Items from a figure collection:

....

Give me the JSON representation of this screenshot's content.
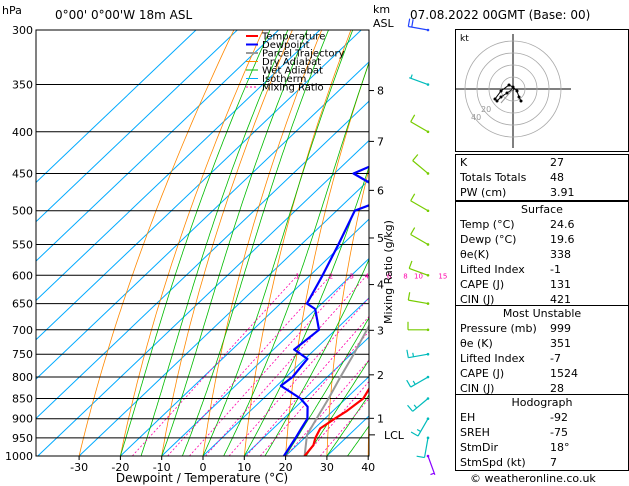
{
  "header": {
    "hpa_unit": "hPa",
    "location": "0°00' 0°00'W 18m ASL",
    "km_unit": "km",
    "asl_unit": "ASL",
    "datetime": "07.08.2022 00GMT (Base: 00)"
  },
  "legend": [
    {
      "label": "Temperature",
      "color": "#ff0000",
      "dash": "",
      "width": 2
    },
    {
      "label": "Dewpoint",
      "color": "#0000ff",
      "dash": "",
      "width": 2
    },
    {
      "label": "Parcel Trajectory",
      "color": "#999999",
      "dash": "",
      "width": 2
    },
    {
      "label": "Dry Adiabat",
      "color": "#ff8800",
      "dash": "",
      "width": 1
    },
    {
      "label": "Wet Adiabat",
      "color": "#00bb00",
      "dash": "",
      "width": 1
    },
    {
      "label": "Isotherm",
      "color": "#00aaff",
      "dash": "",
      "width": 1
    },
    {
      "label": "Mixing Ratio",
      "color": "#ff00aa",
      "dash": "2,2",
      "width": 1
    }
  ],
  "chart_data": {
    "type": "line",
    "xlabel": "Dewpoint / Temperature (°C)",
    "ylabel_right": "Mixing Ratio (g/kg)",
    "xlim": [
      -35,
      40
    ],
    "pressure_levels": [
      300,
      350,
      400,
      450,
      500,
      550,
      600,
      650,
      700,
      750,
      800,
      850,
      900,
      950,
      1000
    ],
    "x_ticks": [
      -30,
      -20,
      -10,
      0,
      10,
      20,
      30,
      40
    ],
    "km_ticks": [
      {
        "label": "8",
        "p": 356
      },
      {
        "label": "7",
        "p": 411
      },
      {
        "label": "6",
        "p": 472
      },
      {
        "label": "5",
        "p": 540
      },
      {
        "label": "4",
        "p": 616
      },
      {
        "label": "3",
        "p": 701
      },
      {
        "label": "2",
        "p": 795
      },
      {
        "label": "1",
        "p": 899
      }
    ],
    "lcl": {
      "label": "LCL",
      "p": 942
    },
    "mixing_ratio_labels": [
      "1",
      "2",
      "3",
      "4",
      "6",
      "8",
      "10",
      "15",
      "20",
      "25"
    ],
    "mixing_ratio_values": [
      1,
      2,
      3,
      4,
      6,
      8,
      10,
      15,
      20,
      25
    ],
    "series": [
      {
        "name": "Temperature",
        "color": "#ff0000",
        "points": [
          [
            1000,
            24.6
          ],
          [
            970,
            24.0
          ],
          [
            950,
            22.6
          ],
          [
            925,
            21.4
          ],
          [
            900,
            22.4
          ],
          [
            880,
            23.4
          ],
          [
            850,
            24.2
          ],
          [
            820,
            22.8
          ],
          [
            800,
            21.6
          ],
          [
            770,
            19.4
          ],
          [
            750,
            18.8
          ],
          [
            700,
            15.2
          ],
          [
            650,
            10.8
          ],
          [
            600,
            6.0
          ],
          [
            550,
            0.8
          ],
          [
            500,
            -4.4
          ],
          [
            450,
            -10.0
          ],
          [
            400,
            -16.2
          ],
          [
            370,
            -21.0
          ],
          [
            350,
            -25.4
          ],
          [
            320,
            -29.6
          ],
          [
            300,
            -32.8
          ]
        ]
      },
      {
        "name": "Dewpoint",
        "color": "#0000ff",
        "points": [
          [
            1000,
            19.6
          ],
          [
            950,
            17.8
          ],
          [
            925,
            16.8
          ],
          [
            900,
            15.8
          ],
          [
            870,
            12.8
          ],
          [
            850,
            9.0
          ],
          [
            820,
            1.0
          ],
          [
            800,
            1.6
          ],
          [
            760,
            0.6
          ],
          [
            740,
            -5.0
          ],
          [
            700,
            -4.0
          ],
          [
            660,
            -10.2
          ],
          [
            650,
            -13.6
          ],
          [
            600,
            -17.0
          ],
          [
            550,
            -21.0
          ],
          [
            500,
            -25.6
          ],
          [
            480,
            -20.0
          ],
          [
            450,
            -35.4
          ],
          [
            420,
            -28.0
          ],
          [
            400,
            -33.0
          ],
          [
            350,
            -41.0
          ],
          [
            300,
            -47.0
          ]
        ]
      },
      {
        "name": "Parcel Trajectory",
        "color": "#999999",
        "points": [
          [
            1000,
            24.6
          ],
          [
            942,
            19.8
          ],
          [
            900,
            18.0
          ],
          [
            850,
            15.8
          ],
          [
            800,
            13.2
          ],
          [
            750,
            10.6
          ],
          [
            700,
            7.6
          ],
          [
            650,
            4.4
          ],
          [
            600,
            0.8
          ],
          [
            550,
            -3.2
          ],
          [
            500,
            -7.6
          ],
          [
            450,
            -12.6
          ],
          [
            400,
            -18.4
          ],
          [
            350,
            -25.0
          ],
          [
            300,
            -33.0
          ]
        ]
      }
    ],
    "wind_barbs": [
      {
        "p": 1000,
        "dir": 160,
        "kt": 5,
        "color": "#8800ff"
      },
      {
        "p": 950,
        "dir": 190,
        "kt": 10,
        "color": "#00bbbb"
      },
      {
        "p": 900,
        "dir": 210,
        "kt": 15,
        "color": "#00bbbb"
      },
      {
        "p": 850,
        "dir": 230,
        "kt": 15,
        "color": "#00bbbb"
      },
      {
        "p": 800,
        "dir": 240,
        "kt": 15,
        "color": "#00bbbb"
      },
      {
        "p": 750,
        "dir": 260,
        "kt": 15,
        "color": "#00bbbb"
      },
      {
        "p": 700,
        "dir": 270,
        "kt": 10,
        "color": "#77cc00"
      },
      {
        "p": 650,
        "dir": 280,
        "kt": 10,
        "color": "#77cc00"
      },
      {
        "p": 600,
        "dir": 290,
        "kt": 10,
        "color": "#77cc00"
      },
      {
        "p": 550,
        "dir": 300,
        "kt": 10,
        "color": "#77cc00"
      },
      {
        "p": 500,
        "dir": 300,
        "kt": 10,
        "color": "#77cc00"
      },
      {
        "p": 450,
        "dir": 310,
        "kt": 10,
        "color": "#77cc00"
      },
      {
        "p": 400,
        "dir": 300,
        "kt": 10,
        "color": "#77cc00"
      },
      {
        "p": 350,
        "dir": 290,
        "kt": 5,
        "color": "#00bbbb"
      },
      {
        "p": 300,
        "dir": 280,
        "kt": 20,
        "color": "#2244ff"
      }
    ]
  },
  "hodograph": {
    "label": "kt",
    "ring_labels": [
      "20",
      "40"
    ],
    "points": [
      [
        0,
        0
      ],
      [
        -3,
        -2
      ],
      [
        -6,
        -4
      ],
      [
        -8,
        -6
      ],
      [
        -9,
        -5
      ],
      [
        -6,
        -1
      ],
      [
        -2,
        2
      ],
      [
        0,
        1
      ],
      [
        2,
        -1
      ],
      [
        3,
        -4
      ],
      [
        4,
        -6
      ]
    ]
  },
  "indices": [
    {
      "key": "K",
      "value": "27"
    },
    {
      "key": "Totals Totals",
      "value": "48"
    },
    {
      "key": "PW (cm)",
      "value": "3.91"
    }
  ],
  "surface": {
    "title": "Surface",
    "rows": [
      {
        "key": "Temp (°C)",
        "value": "24.6"
      },
      {
        "key": "Dewp (°C)",
        "value": "19.6"
      },
      {
        "key": "θe(K)",
        "value": "338"
      },
      {
        "key": "Lifted Index",
        "value": "-1"
      },
      {
        "key": "CAPE (J)",
        "value": "131"
      },
      {
        "key": "CIN (J)",
        "value": "421"
      }
    ]
  },
  "most_unstable": {
    "title": "Most Unstable",
    "rows": [
      {
        "key": "Pressure (mb)",
        "value": "999"
      },
      {
        "key": "θe (K)",
        "value": "351"
      },
      {
        "key": "Lifted Index",
        "value": "-7"
      },
      {
        "key": "CAPE (J)",
        "value": "1524"
      },
      {
        "key": "CIN (J)",
        "value": "28"
      }
    ]
  },
  "hodograph_table": {
    "title": "Hodograph",
    "rows": [
      {
        "key": "EH",
        "value": "-92"
      },
      {
        "key": "SREH",
        "value": "-75"
      },
      {
        "key": "StmDir",
        "value": "18°"
      },
      {
        "key": "StmSpd (kt)",
        "value": "7"
      }
    ]
  },
  "footer": {
    "copyright": "© weatheronline.co.uk"
  }
}
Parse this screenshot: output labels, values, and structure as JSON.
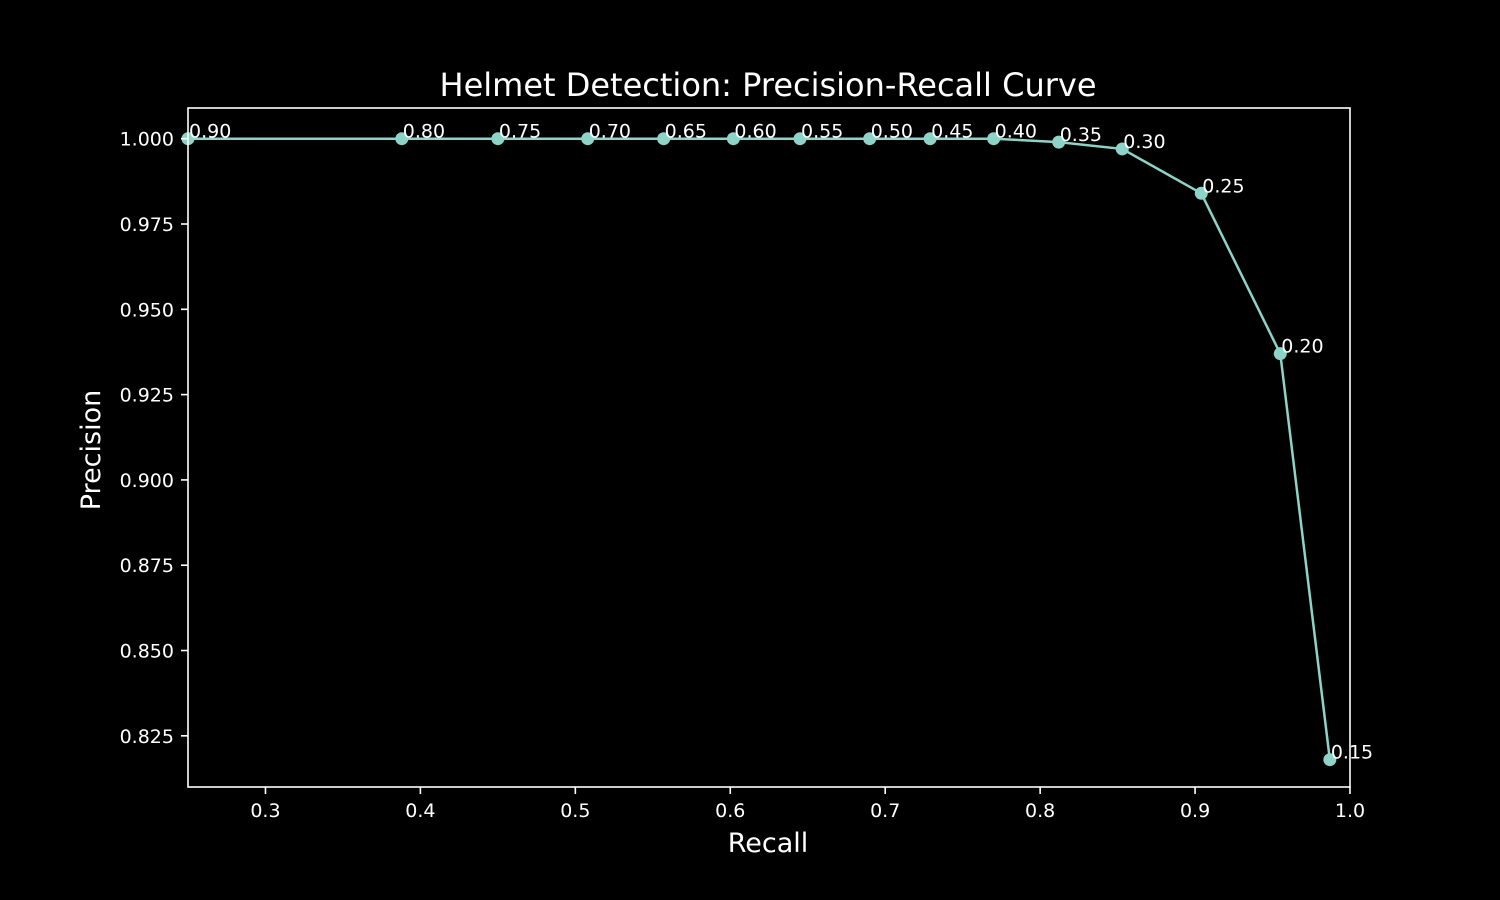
{
  "chart_data": {
    "type": "line",
    "title": "Helmet Detection: Precision-Recall Curve",
    "xlabel": "Recall",
    "ylabel": "Precision",
    "xlim": [
      0.25,
      1.0
    ],
    "ylim": [
      0.81,
      1.009
    ],
    "xticks": [
      0.3,
      0.4,
      0.5,
      0.6,
      0.7,
      0.8,
      0.9,
      1.0
    ],
    "xtick_labels": [
      "0.3",
      "0.4",
      "0.5",
      "0.6",
      "0.7",
      "0.8",
      "0.9",
      "1.0"
    ],
    "yticks": [
      0.825,
      0.85,
      0.875,
      0.9,
      0.925,
      0.95,
      0.975,
      1.0
    ],
    "ytick_labels": [
      "0.825",
      "0.850",
      "0.875",
      "0.900",
      "0.925",
      "0.950",
      "0.975",
      "1.000"
    ],
    "grid": false,
    "line_color": "#8dd3c7",
    "background_color": "#000000",
    "series": [
      {
        "points": [
          {
            "recall": 0.25,
            "precision": 1.0,
            "label": "0.90"
          },
          {
            "recall": 0.388,
            "precision": 1.0,
            "label": "0.80"
          },
          {
            "recall": 0.45,
            "precision": 1.0,
            "label": "0.75"
          },
          {
            "recall": 0.508,
            "precision": 1.0,
            "label": "0.70"
          },
          {
            "recall": 0.557,
            "precision": 1.0,
            "label": "0.65"
          },
          {
            "recall": 0.602,
            "precision": 1.0,
            "label": "0.60"
          },
          {
            "recall": 0.645,
            "precision": 1.0,
            "label": "0.55"
          },
          {
            "recall": 0.69,
            "precision": 1.0,
            "label": "0.50"
          },
          {
            "recall": 0.729,
            "precision": 1.0,
            "label": "0.45"
          },
          {
            "recall": 0.77,
            "precision": 1.0,
            "label": "0.40"
          },
          {
            "recall": 0.812,
            "precision": 0.999,
            "label": "0.35"
          },
          {
            "recall": 0.853,
            "precision": 0.997,
            "label": "0.30"
          },
          {
            "recall": 0.904,
            "precision": 0.984,
            "label": "0.25"
          },
          {
            "recall": 0.955,
            "precision": 0.937,
            "label": "0.20"
          },
          {
            "recall": 0.987,
            "precision": 0.818,
            "label": "0.15"
          }
        ]
      }
    ]
  }
}
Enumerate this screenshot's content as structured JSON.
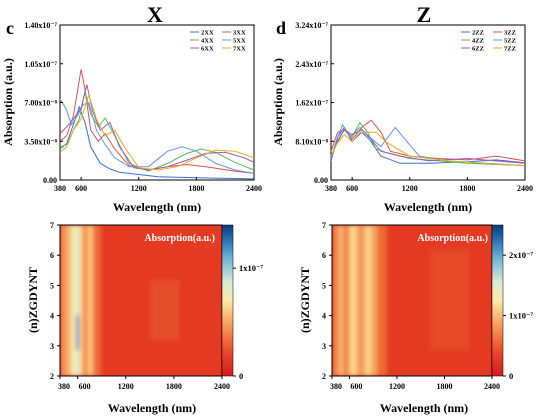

....

◆ WHAT YOU HAVE TO DO ◆
Copy each line of the data that contains the word "screenshot".

◆ OUTPUT FOR THIS TASK ◆
Give me the JSON representation of this screenshot's content.
Parse this screenshot: output labels, values, and structure as JSON.
Enumerate this screenshot's content as structured JSON.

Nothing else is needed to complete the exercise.